**Record extracts**
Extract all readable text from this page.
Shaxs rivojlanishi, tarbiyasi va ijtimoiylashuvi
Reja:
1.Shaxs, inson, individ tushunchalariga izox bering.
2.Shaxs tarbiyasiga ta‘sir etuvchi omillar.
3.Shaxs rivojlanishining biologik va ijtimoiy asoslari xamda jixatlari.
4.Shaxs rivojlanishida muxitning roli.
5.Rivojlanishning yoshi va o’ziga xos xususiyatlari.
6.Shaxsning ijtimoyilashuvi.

==

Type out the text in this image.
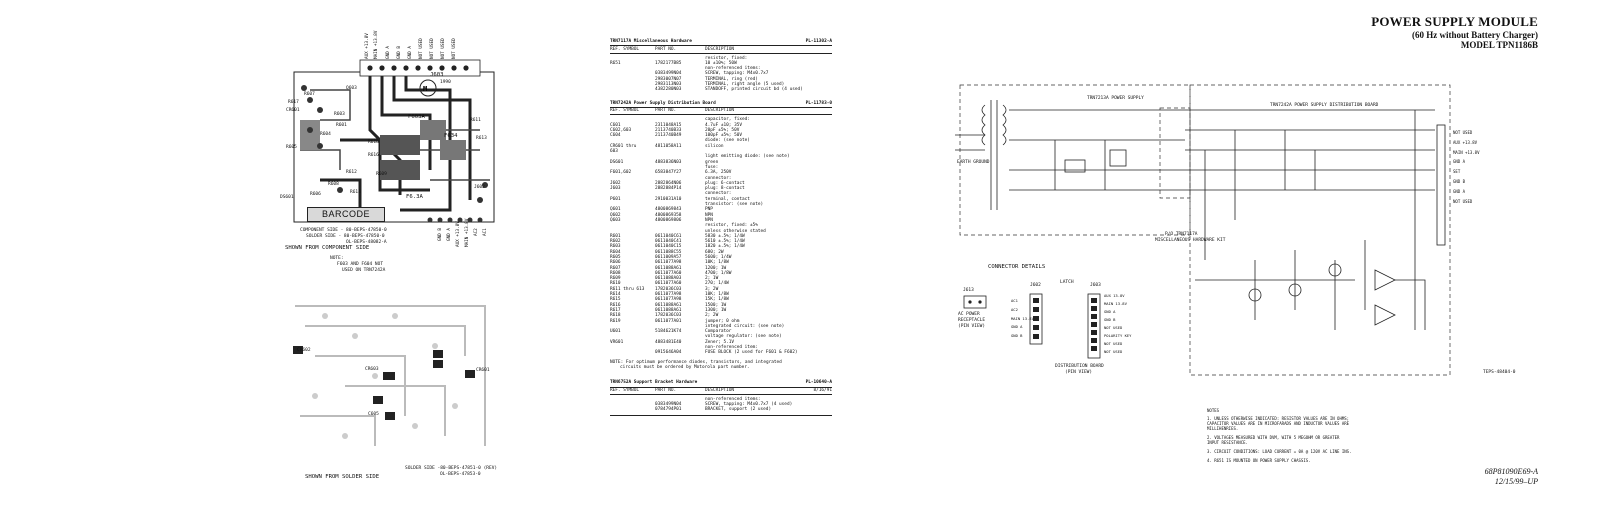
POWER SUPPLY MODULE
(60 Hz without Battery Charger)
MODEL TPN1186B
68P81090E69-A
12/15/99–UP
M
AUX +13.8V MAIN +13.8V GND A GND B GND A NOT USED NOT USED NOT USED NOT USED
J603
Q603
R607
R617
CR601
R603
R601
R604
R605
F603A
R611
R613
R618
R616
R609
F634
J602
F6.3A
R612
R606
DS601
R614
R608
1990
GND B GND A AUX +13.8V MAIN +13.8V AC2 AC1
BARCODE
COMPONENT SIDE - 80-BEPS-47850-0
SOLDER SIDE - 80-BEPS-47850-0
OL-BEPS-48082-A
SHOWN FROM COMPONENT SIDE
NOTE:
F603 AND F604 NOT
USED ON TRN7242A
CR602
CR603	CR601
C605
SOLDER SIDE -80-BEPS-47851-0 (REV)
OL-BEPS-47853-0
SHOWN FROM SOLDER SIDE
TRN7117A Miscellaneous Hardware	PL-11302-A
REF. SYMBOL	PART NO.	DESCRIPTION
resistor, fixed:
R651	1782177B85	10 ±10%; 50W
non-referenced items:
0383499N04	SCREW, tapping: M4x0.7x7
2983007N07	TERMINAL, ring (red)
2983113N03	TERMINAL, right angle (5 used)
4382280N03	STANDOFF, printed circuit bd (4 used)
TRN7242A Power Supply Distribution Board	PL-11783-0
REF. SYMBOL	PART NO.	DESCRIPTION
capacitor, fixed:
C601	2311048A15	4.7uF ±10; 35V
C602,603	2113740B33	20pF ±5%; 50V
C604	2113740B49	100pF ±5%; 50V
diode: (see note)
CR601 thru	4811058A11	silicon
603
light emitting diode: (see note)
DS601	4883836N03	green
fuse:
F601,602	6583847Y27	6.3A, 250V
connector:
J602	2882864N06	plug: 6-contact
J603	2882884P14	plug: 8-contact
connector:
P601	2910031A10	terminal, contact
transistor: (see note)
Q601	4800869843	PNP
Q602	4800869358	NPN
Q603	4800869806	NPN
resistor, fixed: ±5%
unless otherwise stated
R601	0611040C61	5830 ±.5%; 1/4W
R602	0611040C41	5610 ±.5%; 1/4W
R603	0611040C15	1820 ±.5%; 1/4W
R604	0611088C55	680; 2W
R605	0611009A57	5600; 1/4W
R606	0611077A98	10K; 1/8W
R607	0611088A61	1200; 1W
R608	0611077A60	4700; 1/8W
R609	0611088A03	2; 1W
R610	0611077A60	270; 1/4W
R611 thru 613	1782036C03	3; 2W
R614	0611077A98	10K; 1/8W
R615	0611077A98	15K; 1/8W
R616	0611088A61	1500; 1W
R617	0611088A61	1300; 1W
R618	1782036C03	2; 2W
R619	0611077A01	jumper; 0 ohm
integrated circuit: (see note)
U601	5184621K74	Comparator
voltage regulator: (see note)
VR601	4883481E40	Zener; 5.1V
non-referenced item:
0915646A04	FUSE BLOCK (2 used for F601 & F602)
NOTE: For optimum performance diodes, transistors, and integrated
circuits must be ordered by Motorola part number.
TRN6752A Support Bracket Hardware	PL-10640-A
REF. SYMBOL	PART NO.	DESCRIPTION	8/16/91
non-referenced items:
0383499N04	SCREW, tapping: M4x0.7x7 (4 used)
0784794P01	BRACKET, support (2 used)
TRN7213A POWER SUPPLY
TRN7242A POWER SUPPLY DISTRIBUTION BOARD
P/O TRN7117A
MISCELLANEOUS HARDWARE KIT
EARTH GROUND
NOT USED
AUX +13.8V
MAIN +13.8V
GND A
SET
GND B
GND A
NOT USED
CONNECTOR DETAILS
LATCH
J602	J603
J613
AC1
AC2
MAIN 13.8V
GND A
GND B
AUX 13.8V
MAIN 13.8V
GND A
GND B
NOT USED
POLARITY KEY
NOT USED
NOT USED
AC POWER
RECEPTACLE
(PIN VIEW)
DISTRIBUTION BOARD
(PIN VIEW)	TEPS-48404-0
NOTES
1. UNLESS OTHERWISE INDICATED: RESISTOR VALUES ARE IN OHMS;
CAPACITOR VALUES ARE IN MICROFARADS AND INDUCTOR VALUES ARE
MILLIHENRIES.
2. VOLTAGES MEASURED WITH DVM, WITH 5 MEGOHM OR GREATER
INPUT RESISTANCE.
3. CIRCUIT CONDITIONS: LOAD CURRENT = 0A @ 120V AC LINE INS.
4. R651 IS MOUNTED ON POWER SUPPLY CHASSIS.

**Exercise aim**
Count every line in the listing above that holds "SCREW", then report only the count.

**Response for this exercise**
2